#### Stated goal
In the records below, pick out all lines containing the word "text".

(Extracted data entries)
Begin

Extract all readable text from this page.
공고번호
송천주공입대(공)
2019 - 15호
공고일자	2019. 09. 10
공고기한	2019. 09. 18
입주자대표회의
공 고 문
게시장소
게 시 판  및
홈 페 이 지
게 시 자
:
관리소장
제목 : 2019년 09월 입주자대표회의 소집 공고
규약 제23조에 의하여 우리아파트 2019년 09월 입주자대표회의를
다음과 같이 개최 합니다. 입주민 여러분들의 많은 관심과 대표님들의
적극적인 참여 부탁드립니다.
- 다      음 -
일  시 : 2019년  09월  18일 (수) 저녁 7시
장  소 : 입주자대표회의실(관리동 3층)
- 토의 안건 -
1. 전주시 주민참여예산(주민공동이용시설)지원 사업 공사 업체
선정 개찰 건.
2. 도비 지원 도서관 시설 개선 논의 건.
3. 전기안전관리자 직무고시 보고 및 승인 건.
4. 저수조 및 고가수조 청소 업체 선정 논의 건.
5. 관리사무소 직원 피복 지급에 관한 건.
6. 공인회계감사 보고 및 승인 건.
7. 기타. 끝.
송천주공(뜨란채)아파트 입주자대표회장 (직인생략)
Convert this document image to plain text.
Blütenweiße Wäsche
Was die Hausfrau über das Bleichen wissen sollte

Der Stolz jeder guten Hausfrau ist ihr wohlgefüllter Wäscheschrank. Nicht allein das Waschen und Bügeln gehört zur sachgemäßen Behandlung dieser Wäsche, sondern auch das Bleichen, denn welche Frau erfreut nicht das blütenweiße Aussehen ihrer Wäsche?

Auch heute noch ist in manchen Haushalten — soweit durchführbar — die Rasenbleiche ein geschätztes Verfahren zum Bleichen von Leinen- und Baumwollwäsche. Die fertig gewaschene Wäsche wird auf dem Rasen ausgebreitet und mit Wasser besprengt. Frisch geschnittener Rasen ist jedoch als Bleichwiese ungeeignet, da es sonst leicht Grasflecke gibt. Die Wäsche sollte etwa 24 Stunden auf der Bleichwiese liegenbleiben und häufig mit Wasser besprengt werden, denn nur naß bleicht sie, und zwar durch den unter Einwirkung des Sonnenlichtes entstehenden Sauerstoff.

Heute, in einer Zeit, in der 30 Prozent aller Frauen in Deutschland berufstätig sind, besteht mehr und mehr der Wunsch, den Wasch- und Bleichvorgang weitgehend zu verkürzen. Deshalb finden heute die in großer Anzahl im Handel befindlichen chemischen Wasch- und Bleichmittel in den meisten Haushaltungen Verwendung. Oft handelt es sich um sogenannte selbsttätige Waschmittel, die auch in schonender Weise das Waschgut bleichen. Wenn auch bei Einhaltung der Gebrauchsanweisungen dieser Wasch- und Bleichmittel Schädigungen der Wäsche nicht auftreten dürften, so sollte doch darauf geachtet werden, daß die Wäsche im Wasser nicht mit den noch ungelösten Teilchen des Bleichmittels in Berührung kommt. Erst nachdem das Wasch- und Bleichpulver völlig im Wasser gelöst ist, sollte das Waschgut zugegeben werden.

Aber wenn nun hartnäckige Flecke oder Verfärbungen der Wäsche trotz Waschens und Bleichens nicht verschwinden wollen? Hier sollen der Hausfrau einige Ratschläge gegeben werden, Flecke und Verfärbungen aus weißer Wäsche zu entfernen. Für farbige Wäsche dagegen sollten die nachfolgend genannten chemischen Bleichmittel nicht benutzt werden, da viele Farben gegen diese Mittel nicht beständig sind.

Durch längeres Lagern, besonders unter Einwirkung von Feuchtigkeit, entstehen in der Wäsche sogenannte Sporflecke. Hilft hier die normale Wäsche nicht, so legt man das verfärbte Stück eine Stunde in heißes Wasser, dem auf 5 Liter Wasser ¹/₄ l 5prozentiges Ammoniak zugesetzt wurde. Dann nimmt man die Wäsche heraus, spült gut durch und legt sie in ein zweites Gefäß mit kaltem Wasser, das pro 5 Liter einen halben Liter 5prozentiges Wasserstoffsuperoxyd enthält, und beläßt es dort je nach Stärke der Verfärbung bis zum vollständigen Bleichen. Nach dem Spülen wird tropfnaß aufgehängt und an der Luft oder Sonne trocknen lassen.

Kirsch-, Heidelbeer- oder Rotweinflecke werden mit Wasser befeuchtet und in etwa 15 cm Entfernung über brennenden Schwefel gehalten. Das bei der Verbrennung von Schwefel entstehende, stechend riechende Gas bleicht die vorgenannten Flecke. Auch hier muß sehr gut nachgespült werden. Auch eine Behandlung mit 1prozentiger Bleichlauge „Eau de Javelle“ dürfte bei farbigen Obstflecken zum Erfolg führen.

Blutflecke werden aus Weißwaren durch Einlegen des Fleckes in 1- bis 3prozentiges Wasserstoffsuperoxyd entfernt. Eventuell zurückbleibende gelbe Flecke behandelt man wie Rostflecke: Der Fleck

End

#### Written reply
Extract all readable text from this page.
Convert this document image to plain text.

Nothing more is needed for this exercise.